◆ Given task: Pick out the lines below with "ylabel" and list them.

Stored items
━━━━━━━━

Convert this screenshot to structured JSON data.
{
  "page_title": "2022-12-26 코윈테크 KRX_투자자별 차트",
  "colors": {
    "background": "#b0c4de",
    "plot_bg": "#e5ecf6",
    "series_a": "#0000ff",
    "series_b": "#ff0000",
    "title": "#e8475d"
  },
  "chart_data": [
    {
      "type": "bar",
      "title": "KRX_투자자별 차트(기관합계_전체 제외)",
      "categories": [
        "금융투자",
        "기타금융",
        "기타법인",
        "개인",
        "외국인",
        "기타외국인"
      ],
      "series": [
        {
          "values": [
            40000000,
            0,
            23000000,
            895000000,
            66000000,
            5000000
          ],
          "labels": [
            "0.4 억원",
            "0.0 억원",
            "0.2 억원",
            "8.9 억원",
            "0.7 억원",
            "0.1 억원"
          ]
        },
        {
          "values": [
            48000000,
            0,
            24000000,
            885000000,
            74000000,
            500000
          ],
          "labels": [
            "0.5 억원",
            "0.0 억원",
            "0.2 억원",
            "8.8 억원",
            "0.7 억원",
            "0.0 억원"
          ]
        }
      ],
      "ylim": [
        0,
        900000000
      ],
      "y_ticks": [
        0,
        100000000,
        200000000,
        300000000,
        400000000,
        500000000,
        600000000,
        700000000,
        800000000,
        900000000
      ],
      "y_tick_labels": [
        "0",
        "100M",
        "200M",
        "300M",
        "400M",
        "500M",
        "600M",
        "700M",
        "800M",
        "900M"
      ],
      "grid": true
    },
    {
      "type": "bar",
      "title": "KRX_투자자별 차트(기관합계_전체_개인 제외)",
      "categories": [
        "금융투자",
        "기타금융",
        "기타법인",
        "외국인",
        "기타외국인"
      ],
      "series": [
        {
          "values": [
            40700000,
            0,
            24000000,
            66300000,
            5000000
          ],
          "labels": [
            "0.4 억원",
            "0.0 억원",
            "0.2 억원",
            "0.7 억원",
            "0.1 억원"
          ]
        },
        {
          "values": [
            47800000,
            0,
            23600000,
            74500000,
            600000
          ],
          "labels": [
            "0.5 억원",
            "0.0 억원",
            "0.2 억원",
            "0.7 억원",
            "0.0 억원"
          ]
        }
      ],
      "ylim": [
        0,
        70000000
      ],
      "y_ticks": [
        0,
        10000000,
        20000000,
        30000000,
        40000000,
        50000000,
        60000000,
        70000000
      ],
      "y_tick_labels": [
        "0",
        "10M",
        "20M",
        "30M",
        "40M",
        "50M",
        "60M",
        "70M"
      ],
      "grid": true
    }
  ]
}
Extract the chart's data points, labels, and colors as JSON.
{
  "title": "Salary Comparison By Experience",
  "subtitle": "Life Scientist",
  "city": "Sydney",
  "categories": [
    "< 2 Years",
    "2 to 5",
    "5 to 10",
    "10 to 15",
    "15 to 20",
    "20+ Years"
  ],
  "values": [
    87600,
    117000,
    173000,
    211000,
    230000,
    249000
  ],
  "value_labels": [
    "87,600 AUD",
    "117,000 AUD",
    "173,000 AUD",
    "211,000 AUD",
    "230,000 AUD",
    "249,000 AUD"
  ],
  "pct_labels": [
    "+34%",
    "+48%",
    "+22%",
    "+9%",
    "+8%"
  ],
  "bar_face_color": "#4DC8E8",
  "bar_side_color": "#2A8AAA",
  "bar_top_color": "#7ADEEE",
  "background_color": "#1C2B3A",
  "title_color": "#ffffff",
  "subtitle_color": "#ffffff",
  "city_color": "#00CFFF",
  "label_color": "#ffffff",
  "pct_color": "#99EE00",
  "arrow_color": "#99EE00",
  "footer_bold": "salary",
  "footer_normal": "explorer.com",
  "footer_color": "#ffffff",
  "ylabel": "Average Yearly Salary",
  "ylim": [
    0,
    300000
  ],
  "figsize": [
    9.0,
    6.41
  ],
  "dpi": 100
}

━━━━━━━━

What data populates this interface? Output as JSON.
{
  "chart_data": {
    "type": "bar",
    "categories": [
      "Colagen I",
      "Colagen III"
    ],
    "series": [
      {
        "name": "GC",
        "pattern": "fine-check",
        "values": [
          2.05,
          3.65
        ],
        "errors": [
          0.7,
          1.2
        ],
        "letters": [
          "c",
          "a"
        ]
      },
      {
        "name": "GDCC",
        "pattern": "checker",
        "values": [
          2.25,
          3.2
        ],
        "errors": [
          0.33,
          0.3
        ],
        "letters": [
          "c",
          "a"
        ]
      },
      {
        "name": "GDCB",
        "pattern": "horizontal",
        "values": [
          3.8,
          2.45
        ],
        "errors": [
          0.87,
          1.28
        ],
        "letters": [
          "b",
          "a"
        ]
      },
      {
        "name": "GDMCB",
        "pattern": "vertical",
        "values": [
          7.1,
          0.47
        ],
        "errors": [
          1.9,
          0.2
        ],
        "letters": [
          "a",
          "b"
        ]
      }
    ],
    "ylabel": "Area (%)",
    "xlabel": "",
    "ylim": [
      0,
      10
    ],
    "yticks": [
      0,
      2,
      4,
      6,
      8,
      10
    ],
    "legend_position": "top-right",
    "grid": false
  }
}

━━━━━━━━

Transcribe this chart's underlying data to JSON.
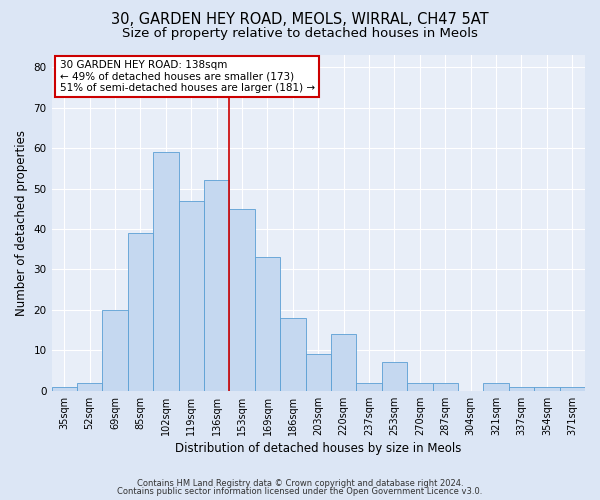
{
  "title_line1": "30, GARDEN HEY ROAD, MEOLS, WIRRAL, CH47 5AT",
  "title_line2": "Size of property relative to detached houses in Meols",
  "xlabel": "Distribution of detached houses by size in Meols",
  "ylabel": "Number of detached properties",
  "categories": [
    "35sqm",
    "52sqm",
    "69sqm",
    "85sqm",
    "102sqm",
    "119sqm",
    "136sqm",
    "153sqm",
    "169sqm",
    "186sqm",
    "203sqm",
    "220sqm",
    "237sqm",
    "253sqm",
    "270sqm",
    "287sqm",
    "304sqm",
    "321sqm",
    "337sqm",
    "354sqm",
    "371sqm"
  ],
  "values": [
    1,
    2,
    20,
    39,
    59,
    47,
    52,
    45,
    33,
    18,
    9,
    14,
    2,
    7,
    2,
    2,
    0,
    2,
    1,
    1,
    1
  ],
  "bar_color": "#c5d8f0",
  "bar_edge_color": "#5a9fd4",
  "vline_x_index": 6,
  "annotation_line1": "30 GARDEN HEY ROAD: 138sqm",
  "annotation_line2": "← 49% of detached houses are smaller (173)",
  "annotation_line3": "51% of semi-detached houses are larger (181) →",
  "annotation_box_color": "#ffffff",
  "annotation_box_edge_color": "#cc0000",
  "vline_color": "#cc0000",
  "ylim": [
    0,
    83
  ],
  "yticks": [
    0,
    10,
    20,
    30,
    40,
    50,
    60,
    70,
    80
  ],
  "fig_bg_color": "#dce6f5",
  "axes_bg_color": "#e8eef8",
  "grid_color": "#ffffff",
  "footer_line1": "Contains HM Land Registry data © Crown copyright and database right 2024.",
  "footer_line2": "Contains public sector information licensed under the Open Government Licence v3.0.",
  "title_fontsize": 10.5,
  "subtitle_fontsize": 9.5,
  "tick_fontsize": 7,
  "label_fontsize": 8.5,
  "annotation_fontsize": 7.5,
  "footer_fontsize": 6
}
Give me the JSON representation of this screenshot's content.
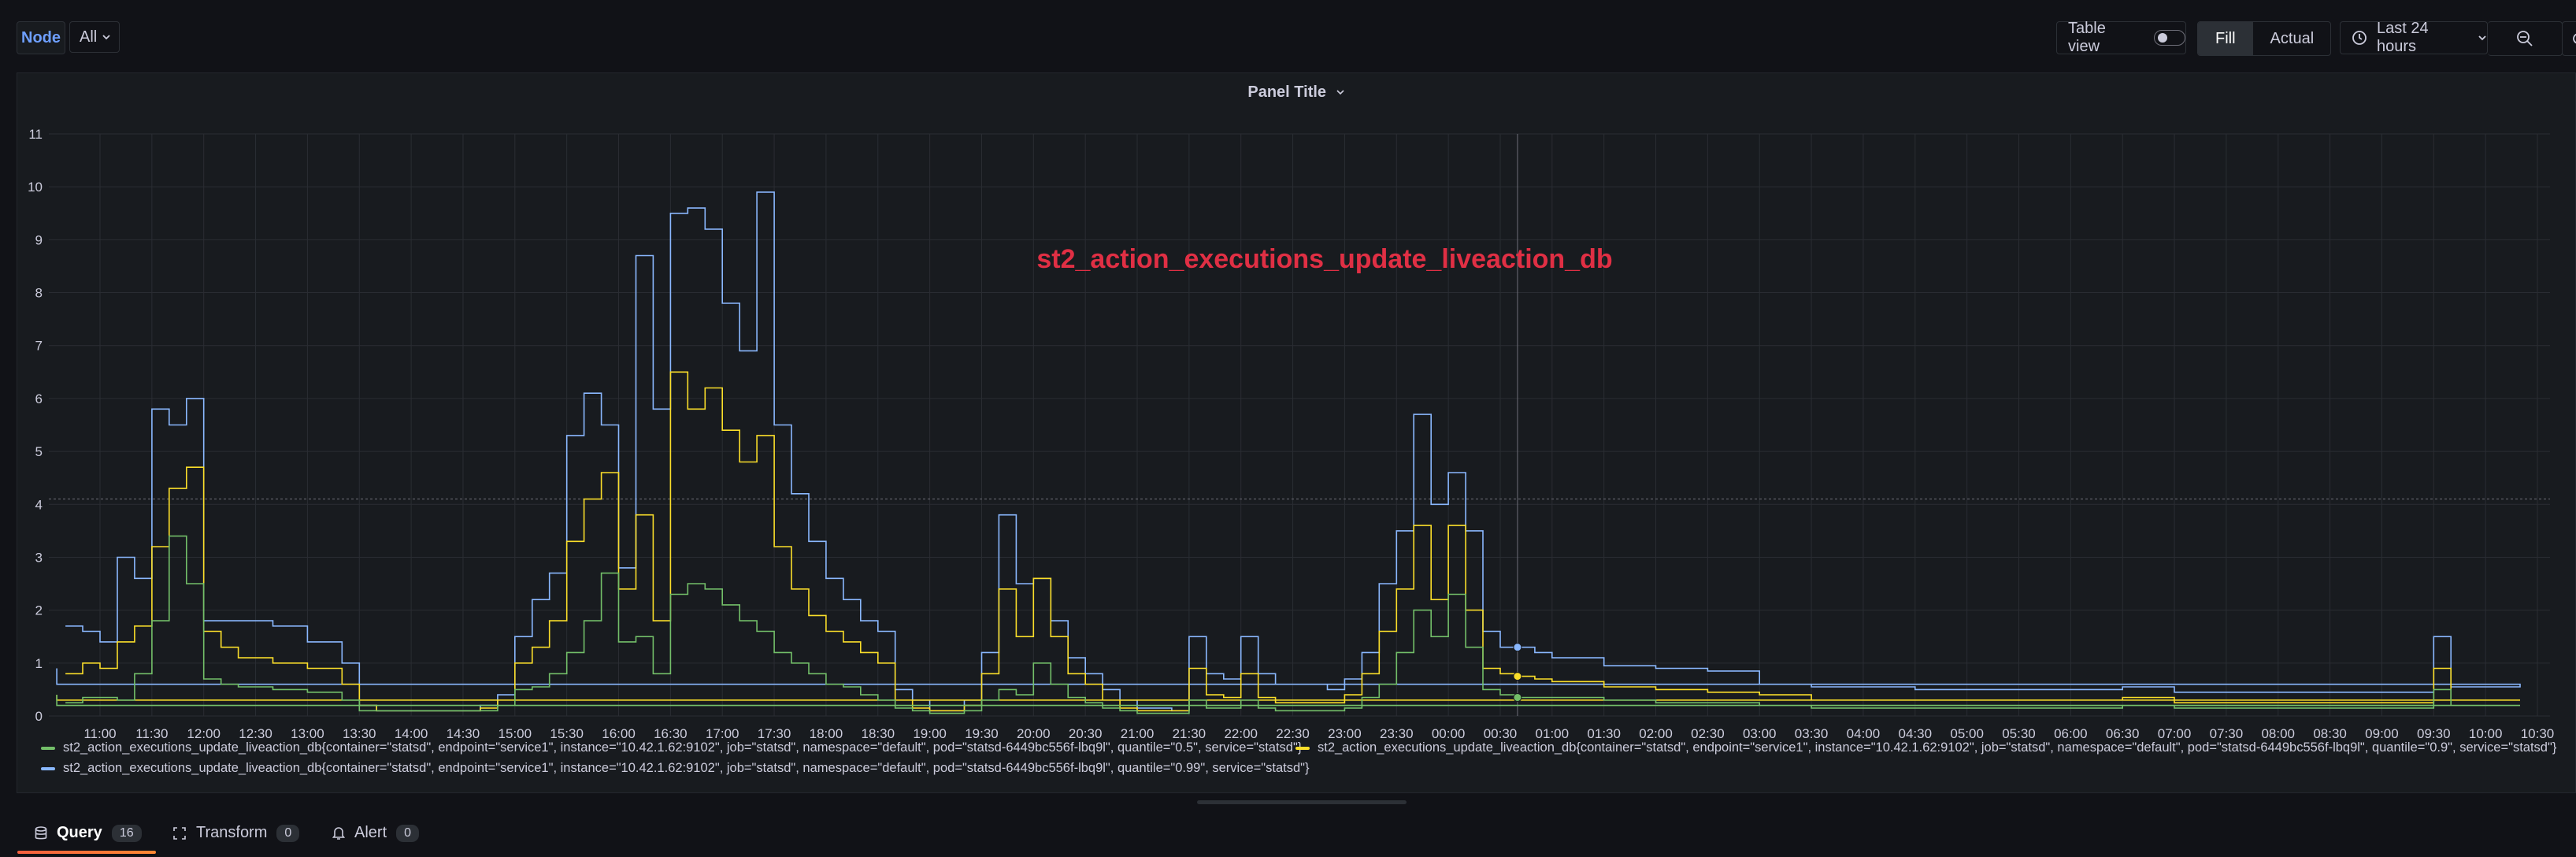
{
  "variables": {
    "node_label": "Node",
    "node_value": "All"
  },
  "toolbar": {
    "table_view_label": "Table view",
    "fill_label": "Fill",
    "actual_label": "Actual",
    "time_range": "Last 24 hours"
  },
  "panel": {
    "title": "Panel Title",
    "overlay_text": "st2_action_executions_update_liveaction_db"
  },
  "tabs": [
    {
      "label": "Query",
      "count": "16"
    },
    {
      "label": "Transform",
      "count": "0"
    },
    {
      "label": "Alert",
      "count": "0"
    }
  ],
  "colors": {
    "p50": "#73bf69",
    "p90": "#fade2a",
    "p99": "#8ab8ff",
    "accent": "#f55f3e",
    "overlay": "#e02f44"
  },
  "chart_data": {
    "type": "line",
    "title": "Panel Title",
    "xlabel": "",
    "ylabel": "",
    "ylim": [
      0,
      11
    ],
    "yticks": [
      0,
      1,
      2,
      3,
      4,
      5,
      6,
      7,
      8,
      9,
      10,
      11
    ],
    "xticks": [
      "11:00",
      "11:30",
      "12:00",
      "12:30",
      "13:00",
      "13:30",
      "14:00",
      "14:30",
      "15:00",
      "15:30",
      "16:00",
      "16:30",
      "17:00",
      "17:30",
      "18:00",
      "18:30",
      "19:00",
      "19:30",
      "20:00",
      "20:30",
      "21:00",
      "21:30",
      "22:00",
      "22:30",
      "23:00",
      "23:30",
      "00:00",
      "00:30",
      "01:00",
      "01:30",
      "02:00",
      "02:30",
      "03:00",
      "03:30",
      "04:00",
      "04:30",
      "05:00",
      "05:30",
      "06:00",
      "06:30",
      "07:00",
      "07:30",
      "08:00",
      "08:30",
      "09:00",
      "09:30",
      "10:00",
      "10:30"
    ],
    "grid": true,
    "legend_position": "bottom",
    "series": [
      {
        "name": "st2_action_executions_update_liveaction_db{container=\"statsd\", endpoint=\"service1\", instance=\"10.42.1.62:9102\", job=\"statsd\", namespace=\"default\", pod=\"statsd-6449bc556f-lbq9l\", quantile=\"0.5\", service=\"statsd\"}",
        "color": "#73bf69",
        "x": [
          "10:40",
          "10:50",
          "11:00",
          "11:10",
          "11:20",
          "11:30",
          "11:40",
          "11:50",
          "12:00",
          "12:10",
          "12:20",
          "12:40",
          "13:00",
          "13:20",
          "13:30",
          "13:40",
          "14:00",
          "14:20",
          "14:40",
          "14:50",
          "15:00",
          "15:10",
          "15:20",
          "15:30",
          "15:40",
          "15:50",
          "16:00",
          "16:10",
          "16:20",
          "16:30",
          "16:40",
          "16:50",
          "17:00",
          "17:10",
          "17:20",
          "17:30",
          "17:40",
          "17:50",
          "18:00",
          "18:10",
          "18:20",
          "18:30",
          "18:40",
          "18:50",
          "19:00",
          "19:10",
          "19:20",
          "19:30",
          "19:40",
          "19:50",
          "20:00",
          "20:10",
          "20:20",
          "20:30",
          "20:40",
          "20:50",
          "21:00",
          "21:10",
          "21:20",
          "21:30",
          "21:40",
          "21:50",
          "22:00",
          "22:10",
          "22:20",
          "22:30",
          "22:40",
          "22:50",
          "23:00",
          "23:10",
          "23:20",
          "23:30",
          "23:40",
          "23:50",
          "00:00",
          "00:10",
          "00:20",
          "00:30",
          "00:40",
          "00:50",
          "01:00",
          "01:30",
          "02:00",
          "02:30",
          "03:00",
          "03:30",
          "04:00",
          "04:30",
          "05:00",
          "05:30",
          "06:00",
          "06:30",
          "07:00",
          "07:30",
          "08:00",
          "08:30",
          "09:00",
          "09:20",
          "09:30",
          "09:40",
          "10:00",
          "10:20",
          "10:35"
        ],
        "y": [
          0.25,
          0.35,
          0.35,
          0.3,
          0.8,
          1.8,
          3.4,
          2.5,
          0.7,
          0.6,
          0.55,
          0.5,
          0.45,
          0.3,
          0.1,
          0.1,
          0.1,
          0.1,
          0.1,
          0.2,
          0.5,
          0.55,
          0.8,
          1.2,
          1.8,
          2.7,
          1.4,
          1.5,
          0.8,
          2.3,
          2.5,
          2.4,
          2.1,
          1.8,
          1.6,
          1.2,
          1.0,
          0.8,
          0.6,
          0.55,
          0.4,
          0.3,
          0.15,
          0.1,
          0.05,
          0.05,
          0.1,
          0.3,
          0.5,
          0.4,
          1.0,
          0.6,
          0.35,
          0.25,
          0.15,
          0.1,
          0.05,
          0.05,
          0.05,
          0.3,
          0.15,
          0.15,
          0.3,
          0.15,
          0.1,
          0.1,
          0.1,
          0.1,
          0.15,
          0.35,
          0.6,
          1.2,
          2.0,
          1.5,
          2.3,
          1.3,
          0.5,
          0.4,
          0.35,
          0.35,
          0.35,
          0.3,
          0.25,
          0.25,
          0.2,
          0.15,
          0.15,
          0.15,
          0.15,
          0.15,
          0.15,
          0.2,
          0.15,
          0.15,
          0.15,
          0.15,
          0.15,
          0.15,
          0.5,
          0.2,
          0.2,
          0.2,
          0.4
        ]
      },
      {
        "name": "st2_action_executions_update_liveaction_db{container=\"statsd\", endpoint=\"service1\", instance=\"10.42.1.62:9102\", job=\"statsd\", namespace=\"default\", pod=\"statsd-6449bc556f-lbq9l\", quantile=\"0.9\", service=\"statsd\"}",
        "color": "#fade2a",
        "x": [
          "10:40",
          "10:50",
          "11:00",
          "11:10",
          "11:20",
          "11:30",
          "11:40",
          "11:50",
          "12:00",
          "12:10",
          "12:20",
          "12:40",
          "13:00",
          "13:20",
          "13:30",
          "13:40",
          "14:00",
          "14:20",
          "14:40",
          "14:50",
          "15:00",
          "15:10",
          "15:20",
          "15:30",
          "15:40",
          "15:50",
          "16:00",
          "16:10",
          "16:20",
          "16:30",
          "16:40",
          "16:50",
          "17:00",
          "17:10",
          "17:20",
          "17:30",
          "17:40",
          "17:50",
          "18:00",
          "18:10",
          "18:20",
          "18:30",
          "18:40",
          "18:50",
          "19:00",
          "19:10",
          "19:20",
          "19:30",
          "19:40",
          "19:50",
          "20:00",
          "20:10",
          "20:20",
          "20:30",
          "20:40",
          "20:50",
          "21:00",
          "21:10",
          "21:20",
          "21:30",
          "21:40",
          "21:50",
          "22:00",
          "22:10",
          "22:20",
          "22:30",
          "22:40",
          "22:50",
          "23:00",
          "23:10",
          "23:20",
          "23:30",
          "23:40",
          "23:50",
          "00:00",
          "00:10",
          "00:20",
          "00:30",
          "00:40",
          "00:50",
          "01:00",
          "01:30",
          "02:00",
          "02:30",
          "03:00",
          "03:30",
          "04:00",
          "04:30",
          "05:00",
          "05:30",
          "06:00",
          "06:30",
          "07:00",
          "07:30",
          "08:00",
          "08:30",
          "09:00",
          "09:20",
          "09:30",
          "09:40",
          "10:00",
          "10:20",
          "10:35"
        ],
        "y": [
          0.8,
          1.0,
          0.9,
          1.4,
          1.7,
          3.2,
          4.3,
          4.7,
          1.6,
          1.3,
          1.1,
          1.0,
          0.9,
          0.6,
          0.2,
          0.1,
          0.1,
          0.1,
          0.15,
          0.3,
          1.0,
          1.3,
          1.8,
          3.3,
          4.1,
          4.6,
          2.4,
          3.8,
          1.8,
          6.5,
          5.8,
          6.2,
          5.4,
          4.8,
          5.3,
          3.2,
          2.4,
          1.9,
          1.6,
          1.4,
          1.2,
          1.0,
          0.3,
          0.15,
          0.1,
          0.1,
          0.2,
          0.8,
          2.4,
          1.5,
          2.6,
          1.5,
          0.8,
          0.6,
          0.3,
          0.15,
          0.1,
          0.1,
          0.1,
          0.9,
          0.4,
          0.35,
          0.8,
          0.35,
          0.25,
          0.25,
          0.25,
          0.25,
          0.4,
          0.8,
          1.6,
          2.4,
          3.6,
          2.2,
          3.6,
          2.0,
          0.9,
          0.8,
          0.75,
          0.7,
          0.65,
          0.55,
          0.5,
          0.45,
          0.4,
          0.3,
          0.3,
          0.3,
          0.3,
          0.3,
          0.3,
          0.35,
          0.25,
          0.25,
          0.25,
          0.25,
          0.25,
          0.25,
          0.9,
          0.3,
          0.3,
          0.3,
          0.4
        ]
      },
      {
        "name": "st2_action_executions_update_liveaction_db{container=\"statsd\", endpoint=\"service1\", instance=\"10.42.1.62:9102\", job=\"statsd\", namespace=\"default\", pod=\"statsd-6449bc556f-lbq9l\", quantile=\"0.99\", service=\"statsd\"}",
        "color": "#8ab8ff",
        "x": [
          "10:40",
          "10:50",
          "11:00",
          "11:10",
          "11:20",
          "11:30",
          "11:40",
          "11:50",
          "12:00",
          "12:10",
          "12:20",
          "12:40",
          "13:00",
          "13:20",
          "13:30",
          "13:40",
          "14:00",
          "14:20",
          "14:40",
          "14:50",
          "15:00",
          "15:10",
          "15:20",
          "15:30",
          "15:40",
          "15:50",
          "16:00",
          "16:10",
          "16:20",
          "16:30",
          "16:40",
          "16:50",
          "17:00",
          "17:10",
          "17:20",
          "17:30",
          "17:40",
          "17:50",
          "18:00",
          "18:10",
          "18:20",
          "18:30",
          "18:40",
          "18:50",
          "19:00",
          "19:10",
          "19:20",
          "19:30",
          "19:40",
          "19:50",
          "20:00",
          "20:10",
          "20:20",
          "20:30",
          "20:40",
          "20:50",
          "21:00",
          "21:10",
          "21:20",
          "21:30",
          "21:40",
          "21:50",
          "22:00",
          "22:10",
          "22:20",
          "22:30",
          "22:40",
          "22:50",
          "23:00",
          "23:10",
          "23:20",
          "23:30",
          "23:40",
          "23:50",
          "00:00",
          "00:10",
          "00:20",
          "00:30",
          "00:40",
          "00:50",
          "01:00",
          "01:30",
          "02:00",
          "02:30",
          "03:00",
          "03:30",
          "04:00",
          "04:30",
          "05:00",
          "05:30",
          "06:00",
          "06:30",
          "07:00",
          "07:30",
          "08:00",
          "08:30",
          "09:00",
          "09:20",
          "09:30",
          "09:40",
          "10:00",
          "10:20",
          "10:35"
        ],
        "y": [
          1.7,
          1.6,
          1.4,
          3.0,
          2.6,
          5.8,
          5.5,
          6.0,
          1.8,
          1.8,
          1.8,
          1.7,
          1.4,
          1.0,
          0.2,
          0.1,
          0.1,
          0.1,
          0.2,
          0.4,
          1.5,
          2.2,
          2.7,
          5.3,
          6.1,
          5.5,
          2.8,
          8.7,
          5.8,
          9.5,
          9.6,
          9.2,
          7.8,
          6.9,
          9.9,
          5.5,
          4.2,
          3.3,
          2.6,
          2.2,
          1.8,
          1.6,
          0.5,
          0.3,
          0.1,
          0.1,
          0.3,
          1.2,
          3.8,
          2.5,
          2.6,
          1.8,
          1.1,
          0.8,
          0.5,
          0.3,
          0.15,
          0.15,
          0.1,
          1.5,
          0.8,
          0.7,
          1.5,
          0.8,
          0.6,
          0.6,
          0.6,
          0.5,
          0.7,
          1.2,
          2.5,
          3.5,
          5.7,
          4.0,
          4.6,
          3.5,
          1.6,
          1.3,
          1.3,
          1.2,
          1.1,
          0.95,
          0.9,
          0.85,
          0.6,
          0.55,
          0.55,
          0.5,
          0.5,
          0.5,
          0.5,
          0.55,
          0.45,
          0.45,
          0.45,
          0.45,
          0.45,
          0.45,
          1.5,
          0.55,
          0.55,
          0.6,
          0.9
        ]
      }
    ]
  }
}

━━━━━━━━

◆ Solution:
  "ylabel": "Average Yearly Salary",
    "ylabel": "Area (%)",
  "ylabel": "Number of detached properties",
    "ylabel": "",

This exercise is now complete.